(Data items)
• • • • •

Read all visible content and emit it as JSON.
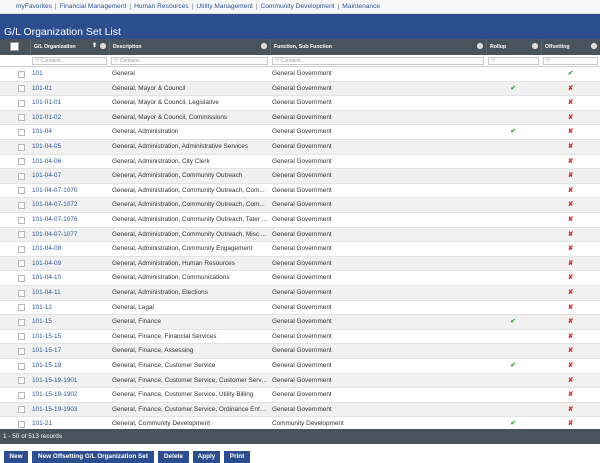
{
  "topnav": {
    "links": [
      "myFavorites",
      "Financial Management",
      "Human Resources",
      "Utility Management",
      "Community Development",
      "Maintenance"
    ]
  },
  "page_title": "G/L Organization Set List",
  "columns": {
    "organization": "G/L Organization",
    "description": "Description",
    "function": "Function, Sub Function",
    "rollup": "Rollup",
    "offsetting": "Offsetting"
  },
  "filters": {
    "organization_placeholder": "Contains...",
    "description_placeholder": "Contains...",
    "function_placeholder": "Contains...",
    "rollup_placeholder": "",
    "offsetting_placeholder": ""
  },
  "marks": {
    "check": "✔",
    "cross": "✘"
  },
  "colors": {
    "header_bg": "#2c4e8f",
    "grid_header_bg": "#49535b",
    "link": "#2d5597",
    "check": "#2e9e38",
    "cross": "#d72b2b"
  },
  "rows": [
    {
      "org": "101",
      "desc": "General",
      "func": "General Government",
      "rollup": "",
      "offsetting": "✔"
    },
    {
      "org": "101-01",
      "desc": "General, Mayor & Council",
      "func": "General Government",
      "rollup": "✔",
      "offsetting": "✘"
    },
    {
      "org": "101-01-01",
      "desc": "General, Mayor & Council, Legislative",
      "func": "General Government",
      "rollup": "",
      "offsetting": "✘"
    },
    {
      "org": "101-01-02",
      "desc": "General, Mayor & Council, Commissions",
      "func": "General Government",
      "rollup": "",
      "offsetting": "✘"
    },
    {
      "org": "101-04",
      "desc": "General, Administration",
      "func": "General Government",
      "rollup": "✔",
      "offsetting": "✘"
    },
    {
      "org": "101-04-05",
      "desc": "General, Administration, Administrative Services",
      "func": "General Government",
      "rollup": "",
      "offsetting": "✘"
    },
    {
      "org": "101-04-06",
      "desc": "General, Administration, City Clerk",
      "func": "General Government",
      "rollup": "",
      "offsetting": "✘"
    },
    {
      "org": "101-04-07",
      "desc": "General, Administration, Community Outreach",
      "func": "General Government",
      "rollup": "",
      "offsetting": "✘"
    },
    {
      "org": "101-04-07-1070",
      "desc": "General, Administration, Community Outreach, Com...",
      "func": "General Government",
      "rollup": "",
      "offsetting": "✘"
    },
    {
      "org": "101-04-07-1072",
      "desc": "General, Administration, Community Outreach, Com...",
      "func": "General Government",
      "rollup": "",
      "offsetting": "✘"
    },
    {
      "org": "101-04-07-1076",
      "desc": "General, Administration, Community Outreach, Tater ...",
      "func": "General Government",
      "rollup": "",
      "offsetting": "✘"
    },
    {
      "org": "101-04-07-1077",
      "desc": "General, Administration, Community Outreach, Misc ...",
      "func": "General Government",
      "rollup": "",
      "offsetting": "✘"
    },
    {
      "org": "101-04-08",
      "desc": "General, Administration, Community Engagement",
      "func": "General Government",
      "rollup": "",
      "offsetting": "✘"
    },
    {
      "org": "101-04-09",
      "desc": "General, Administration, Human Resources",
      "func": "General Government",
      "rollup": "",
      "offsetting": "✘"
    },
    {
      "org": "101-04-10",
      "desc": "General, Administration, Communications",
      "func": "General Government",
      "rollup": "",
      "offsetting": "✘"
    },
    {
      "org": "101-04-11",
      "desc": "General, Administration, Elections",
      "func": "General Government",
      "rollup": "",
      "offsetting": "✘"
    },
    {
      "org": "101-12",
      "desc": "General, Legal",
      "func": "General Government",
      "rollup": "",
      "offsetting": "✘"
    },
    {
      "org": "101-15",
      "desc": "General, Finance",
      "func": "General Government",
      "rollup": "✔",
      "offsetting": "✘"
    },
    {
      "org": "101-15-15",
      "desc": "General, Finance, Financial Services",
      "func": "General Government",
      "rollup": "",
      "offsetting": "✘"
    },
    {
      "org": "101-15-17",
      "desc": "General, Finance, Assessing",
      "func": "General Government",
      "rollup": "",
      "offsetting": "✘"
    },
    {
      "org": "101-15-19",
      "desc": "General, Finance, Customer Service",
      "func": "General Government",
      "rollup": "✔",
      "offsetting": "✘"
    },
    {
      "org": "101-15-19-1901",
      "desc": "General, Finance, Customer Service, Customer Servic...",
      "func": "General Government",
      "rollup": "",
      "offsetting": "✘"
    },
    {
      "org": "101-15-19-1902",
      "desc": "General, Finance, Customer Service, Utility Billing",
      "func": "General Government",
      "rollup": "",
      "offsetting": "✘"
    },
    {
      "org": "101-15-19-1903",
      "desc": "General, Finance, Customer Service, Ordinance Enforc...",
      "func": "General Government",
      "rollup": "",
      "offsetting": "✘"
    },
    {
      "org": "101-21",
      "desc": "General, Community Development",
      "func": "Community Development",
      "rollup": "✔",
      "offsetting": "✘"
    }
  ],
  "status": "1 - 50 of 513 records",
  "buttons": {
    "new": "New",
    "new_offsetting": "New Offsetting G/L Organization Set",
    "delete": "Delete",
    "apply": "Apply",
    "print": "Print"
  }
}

• • • • •

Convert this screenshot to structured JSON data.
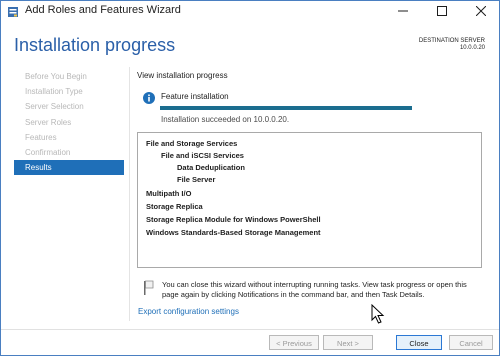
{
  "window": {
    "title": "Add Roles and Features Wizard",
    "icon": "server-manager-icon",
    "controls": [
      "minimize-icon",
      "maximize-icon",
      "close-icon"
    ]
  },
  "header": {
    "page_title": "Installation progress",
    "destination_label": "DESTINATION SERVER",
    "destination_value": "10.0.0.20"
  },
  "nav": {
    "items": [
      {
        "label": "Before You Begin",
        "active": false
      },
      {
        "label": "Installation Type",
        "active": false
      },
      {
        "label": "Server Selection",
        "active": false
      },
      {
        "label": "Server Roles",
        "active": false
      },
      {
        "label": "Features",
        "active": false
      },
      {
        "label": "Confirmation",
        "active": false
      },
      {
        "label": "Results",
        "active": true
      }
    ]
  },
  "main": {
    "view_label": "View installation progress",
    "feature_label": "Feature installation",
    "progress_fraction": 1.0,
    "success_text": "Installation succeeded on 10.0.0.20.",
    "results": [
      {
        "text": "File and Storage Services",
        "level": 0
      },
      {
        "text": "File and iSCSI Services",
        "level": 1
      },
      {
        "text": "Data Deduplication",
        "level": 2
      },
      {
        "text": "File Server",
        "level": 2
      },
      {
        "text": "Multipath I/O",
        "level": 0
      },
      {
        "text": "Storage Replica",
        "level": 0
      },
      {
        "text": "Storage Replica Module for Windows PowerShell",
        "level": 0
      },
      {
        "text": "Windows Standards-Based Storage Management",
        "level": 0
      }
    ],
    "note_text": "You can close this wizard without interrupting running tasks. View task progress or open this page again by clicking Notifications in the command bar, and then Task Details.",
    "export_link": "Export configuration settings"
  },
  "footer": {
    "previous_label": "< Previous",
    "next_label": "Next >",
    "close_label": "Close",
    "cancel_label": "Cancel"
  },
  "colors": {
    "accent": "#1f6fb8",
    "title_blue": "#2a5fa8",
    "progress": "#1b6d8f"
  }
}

• • • • •

EXERCISE INSTRUCTIONS> Copy every line from the entries that contains the word "Administration".

RESULT>
      "desc": "General, Administration",
      "desc": "General, Administration, Administrative Services",
      "desc": "General, Administration, City Clerk",
      "desc": "General, Administration, Community Outreach",
      "desc": "General, Administration, Community Outreach, Com...",
      "desc": "General, Administration, Community Outreach, Com...",
      "desc": "General, Administration, Community Outreach, Tater ...",
      "desc": "General, Administration, Community Outreach, Misc ...",
      "desc": "General, Administration, Community Engagement",
      "desc": "General, Administration, Human Resources",
      "desc": "General, Administration, Communications",
      "desc": "General, Administration, Elections",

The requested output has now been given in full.